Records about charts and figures
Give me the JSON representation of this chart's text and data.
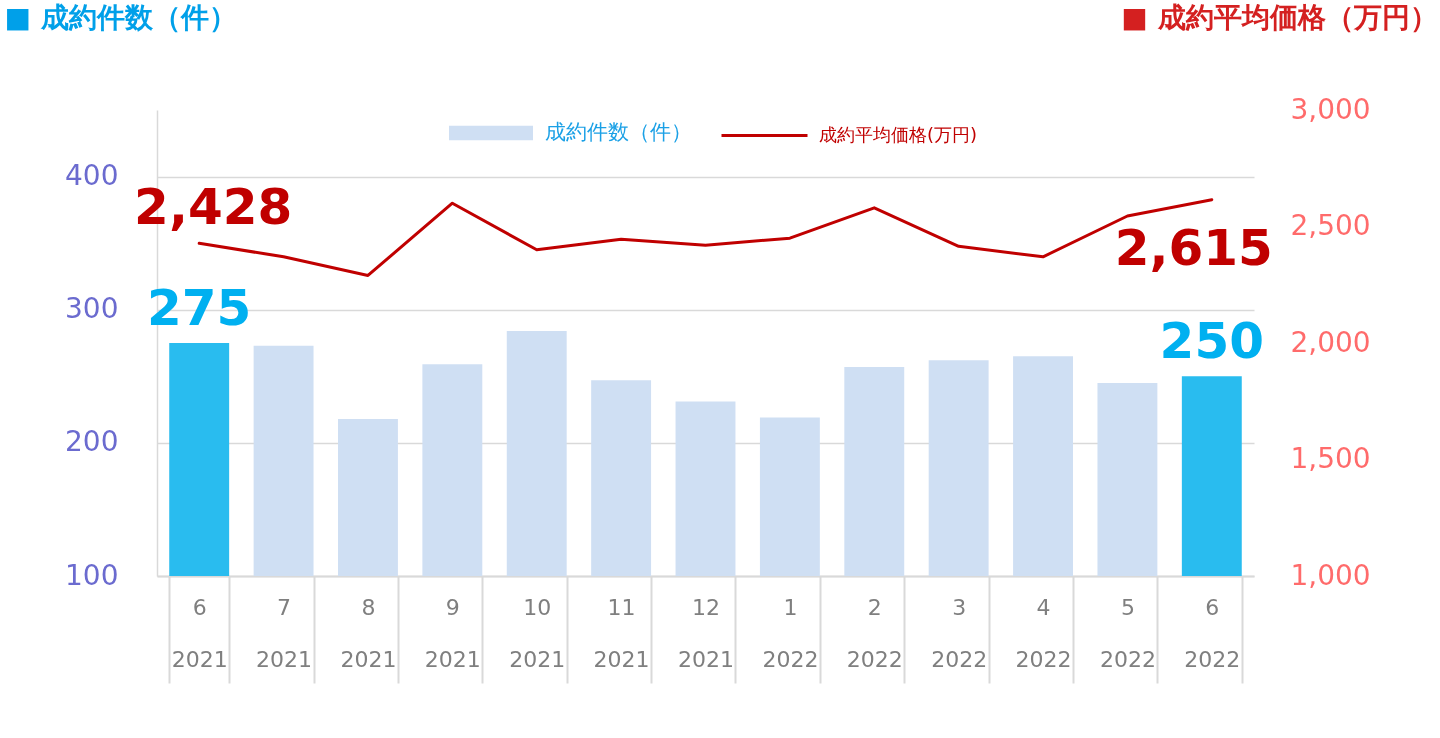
{
  "chart_data": {
    "type": "bar",
    "ylabel": "■ 成約件数（件）",
    "y2label": "■ 成約平均価格（万円）",
    "categories": [
      "6\n2021",
      "7\n2021",
      "8\n2021",
      "9\n2021",
      "10\n2021",
      "11\n2021",
      "12\n2021",
      "1\n2022",
      "2\n2022",
      "3\n2022",
      "4\n2022",
      "5\n2022",
      "6\n2022"
    ],
    "series": [
      {
        "name": "成約件数（件）",
        "color": "#cfdff3",
        "colors": [
          "#29bcef",
          "#cfdff3",
          "#cfdff3",
          "#cfdff3",
          "#cfdff3",
          "#cfdff3",
          "#cfdff3",
          "#cfdff3",
          "#cfdff3",
          "#cfdff3",
          "#cfdff3",
          "#cfdff3",
          "#29bcef"
        ],
        "values": [
          275,
          273,
          218,
          259,
          284,
          247,
          231,
          219,
          257,
          262,
          265,
          245,
          250
        ],
        "value_labels": [
          "275",
          null,
          null,
          null,
          null,
          null,
          null,
          null,
          null,
          null,
          null,
          null,
          "250"
        ]
      },
      {
        "name": "成約平均価格(万円)",
        "type": "line",
        "axis": "y2",
        "color": "#c00000",
        "values": [
          2428,
          2370,
          2290,
          2600,
          2400,
          2445,
          2420,
          2450,
          2580,
          2415,
          2370,
          2545,
          2615
        ],
        "value_labels": [
          "2,428",
          null,
          null,
          null,
          null,
          null,
          null,
          null,
          null,
          null,
          null,
          null,
          "2,615"
        ]
      }
    ],
    "ylim": [
      100,
      450
    ],
    "yticks": [
      100,
      200,
      300,
      400
    ],
    "y2lim": [
      1000,
      3000
    ],
    "y2ticks": [
      {
        "value": 1000,
        "label": "1,000"
      },
      {
        "value": 1500,
        "label": "1,500"
      },
      {
        "value": 2000,
        "label": "2,000"
      },
      {
        "value": 2500,
        "label": "2,500"
      },
      {
        "value": 3000,
        "label": "3,000"
      }
    ],
    "grid": "y",
    "legend": "top",
    "line_style": "solid"
  }
}
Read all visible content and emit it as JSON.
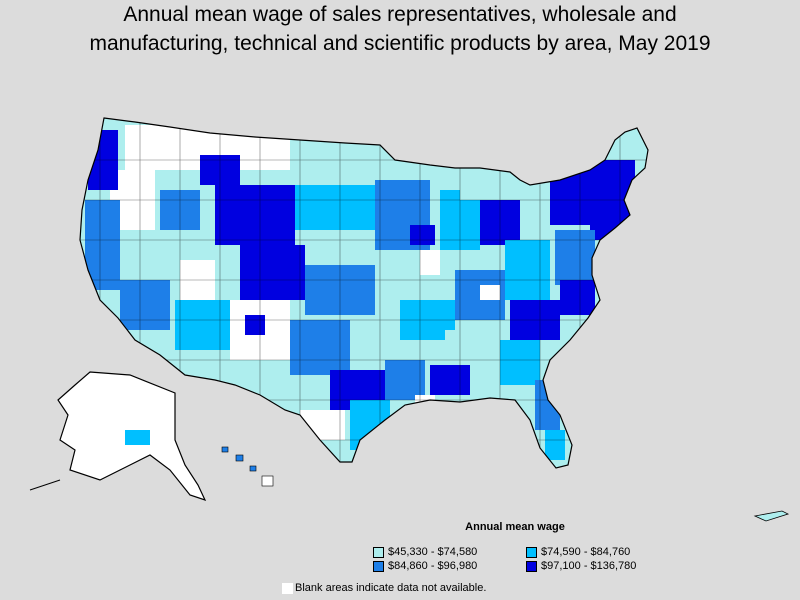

Aim of the task: Exclude the images and reproduce the remaining data exactly.

Correct output:
Give me the JSON representation of this chart's text and data.
{
  "chart_data": {
    "type": "bar",
    "ylabel": "■ 成約件数（件）",
    "y2label": "■ 成約平均価格（万円）",
    "categories": [
      "6\n2021",
      "7\n2021",
      "8\n2021",
      "9\n2021",
      "10\n2021",
      "11\n2021",
      "12\n2021",
      "1\n2022",
      "2\n2022",
      "3\n2022",
      "4\n2022",
      "5\n2022",
      "6\n2022"
    ],
    "series": [
      {
        "name": "成約件数（件）",
        "color": "#cfdff3",
        "colors": [
          "#29bcef",
          "#cfdff3",
          "#cfdff3",
          "#cfdff3",
          "#cfdff3",
          "#cfdff3",
          "#cfdff3",
          "#cfdff3",
          "#cfdff3",
          "#cfdff3",
          "#cfdff3",
          "#cfdff3",
          "#29bcef"
        ],
        "values": [
          275,
          273,
          218,
          259,
          284,
          247,
          231,
          219,
          257,
          262,
          265,
          245,
          250
        ],
        "value_labels": [
          "275",
          null,
          null,
          null,
          null,
          null,
          null,
          null,
          null,
          null,
          null,
          null,
          "250"
        ]
      },
      {
        "name": "成約平均価格(万円)",
        "type": "line",
        "axis": "y2",
        "color": "#c00000",
        "values": [
          2428,
          2370,
          2290,
          2600,
          2400,
          2445,
          2420,
          2450,
          2580,
          2415,
          2370,
          2545,
          2615
        ],
        "value_labels": [
          "2,428",
          null,
          null,
          null,
          null,
          null,
          null,
          null,
          null,
          null,
          null,
          null,
          "2,615"
        ]
      }
    ],
    "ylim": [
      100,
      450
    ],
    "yticks": [
      100,
      200,
      300,
      400
    ],
    "y2lim": [
      1000,
      3000
    ],
    "y2ticks": [
      {
        "value": 1000,
        "label": "1,000"
      },
      {
        "value": 1500,
        "label": "1,500"
      },
      {
        "value": 2000,
        "label": "2,000"
      },
      {
        "value": 2500,
        "label": "2,500"
      },
      {
        "value": 3000,
        "label": "3,000"
      }
    ],
    "grid": "y",
    "legend": "top",
    "line_style": "solid"
  }
}
Read all visible content and emit it as JSON.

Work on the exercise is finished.